Given problem - List each line of the data that holds the word "traditions".

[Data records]
==*==
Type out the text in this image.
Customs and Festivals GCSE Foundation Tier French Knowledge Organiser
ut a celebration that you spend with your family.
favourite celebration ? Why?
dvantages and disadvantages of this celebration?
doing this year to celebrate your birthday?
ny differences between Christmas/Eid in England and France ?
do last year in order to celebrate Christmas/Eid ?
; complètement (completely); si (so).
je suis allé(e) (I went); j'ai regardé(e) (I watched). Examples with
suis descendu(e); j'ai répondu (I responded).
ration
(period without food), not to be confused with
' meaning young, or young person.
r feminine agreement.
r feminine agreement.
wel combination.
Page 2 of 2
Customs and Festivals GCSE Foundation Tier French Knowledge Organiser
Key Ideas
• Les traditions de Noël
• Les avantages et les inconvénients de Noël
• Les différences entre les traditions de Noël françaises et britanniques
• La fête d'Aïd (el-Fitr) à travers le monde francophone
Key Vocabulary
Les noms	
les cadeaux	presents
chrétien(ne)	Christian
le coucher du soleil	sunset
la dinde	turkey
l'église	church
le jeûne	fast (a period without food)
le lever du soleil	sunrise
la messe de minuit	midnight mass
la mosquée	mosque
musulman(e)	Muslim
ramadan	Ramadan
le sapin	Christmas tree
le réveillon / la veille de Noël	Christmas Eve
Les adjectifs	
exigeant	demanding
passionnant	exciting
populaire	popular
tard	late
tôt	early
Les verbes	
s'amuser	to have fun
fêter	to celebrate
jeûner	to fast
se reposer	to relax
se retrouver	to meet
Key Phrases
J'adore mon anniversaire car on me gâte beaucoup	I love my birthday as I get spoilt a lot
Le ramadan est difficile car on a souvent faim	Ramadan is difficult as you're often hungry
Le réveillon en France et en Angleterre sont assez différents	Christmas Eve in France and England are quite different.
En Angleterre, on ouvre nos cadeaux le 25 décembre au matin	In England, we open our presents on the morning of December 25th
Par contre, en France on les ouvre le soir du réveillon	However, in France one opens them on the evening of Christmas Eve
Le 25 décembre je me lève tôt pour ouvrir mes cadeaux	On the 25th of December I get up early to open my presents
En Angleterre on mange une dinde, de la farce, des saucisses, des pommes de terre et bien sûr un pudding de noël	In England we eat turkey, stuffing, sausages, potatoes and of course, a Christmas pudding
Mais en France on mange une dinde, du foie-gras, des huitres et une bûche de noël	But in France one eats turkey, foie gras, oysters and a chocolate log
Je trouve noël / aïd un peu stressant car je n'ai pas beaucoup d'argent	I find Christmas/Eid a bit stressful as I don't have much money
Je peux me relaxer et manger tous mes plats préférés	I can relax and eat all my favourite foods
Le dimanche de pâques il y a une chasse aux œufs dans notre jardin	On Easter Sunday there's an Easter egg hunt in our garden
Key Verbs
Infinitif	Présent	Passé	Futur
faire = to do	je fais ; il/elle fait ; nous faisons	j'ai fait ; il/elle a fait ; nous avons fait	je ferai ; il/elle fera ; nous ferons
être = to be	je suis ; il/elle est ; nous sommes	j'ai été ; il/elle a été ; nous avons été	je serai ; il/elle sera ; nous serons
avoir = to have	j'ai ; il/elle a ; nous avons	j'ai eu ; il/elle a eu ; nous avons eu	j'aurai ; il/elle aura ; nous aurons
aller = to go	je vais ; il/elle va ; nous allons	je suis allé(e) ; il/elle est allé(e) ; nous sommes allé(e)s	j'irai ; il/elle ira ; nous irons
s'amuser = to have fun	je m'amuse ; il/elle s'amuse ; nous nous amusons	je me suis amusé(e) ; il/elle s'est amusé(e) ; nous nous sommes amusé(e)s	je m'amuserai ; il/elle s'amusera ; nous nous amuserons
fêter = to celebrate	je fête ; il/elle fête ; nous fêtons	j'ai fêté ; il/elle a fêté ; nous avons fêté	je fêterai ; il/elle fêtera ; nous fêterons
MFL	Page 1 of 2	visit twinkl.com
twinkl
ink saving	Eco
==*==
Worked solution -
• Les traditions de Noël
• Les différences entre les traditions de Noël françaises et britanniques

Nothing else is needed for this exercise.